▶ What is being asked:
Can you write out all of the material below, word for word?

Records
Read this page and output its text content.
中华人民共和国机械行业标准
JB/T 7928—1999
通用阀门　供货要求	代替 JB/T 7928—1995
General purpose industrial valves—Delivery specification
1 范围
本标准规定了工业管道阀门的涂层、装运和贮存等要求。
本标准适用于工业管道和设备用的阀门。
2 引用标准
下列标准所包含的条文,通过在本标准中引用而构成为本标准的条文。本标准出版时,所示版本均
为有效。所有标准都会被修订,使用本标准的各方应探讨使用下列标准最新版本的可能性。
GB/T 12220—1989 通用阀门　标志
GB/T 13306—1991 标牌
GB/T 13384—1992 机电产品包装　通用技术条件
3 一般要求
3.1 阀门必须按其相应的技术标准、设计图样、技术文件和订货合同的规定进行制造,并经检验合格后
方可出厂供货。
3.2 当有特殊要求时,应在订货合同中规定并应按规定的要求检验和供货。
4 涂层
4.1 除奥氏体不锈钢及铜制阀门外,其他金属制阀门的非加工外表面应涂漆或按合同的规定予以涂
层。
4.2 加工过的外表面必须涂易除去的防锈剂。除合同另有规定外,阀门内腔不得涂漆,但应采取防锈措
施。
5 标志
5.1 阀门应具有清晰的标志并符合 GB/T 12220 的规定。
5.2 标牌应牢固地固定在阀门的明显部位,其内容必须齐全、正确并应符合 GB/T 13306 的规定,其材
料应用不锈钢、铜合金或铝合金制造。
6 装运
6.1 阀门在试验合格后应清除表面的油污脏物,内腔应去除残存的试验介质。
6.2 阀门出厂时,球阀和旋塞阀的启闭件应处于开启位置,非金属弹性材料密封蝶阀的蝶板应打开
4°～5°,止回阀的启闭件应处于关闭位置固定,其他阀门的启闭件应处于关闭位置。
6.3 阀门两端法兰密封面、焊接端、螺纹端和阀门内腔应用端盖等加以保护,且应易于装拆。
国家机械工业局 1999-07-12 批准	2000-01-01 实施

▶ Exercise answer:
Read this page and output its text content.
中华人民共和国机械行业标准
JB/T 7928—1999
通用阀门　供货要求	代替 JB/T 7928—1995
General purpose industrial valves—Delivery specification
1 范围
本标准规定了工业管道阀门的涂层、装运和贮存等要求。
本标准适用于工业管道和设备用的阀门。
2 引用标准
下列标准所包含的条文,通过在本标准中引用而构成为本标准的条文。本标准出版时,所示版本均
为有效。所有标准都会被修订,使用本标准的各方应探讨使用下列标准最新版本的可能性。
GB/T 12220—1989 通用阀门　标志
GB/T 13306—1991 标牌
GB/T 13384—1992 机电产品包装　通用技术条件
3 一般要求
3.1 阀门必须按其相应的技术标准、设计图样、技术文件和订货合同的规定进行制造,并经检验合格后
方可出厂供货。
3.2 当有特殊要求时,应在订货合同中规定并应按规定的要求检验和供货。
4 涂层
4.1 除奥氏体不锈钢及铜制阀门外,其他金属制阀门的非加工外表面应涂漆或按合同的规定予以涂
层。
4.2 加工过的外表面必须涂易除去的防锈剂。除合同另有规定外,阀门内腔不得涂漆,但应采取防锈措
施。
5 标志
5.1 阀门应具有清晰的标志并符合 GB/T 12220 的规定。
5.2 标牌应牢固地固定在阀门的明显部位,其内容必须齐全、正确并应符合 GB/T 13306 的规定,其材
料应用不锈钢、铜合金或铝合金制造。
6 装运
6.1 阀门在试验合格后应清除表面的油污脏物,内腔应去除残存的试验介质。
6.2 阀门出厂时,球阀和旋塞阀的启闭件应处于开启位置,非金属弹性材料密封蝶阀的蝶板应打开
4°～5°,止回阀的启闭件应处于关闭位置固定,其他阀门的启闭件应处于关闭位置。
6.3 阀门两端法兰密封面、焊接端、螺纹端和阀门内腔应用端盖等加以保护,且应易于装拆。
国家机械工业局 1999-07-12 批准	2000-01-01 实施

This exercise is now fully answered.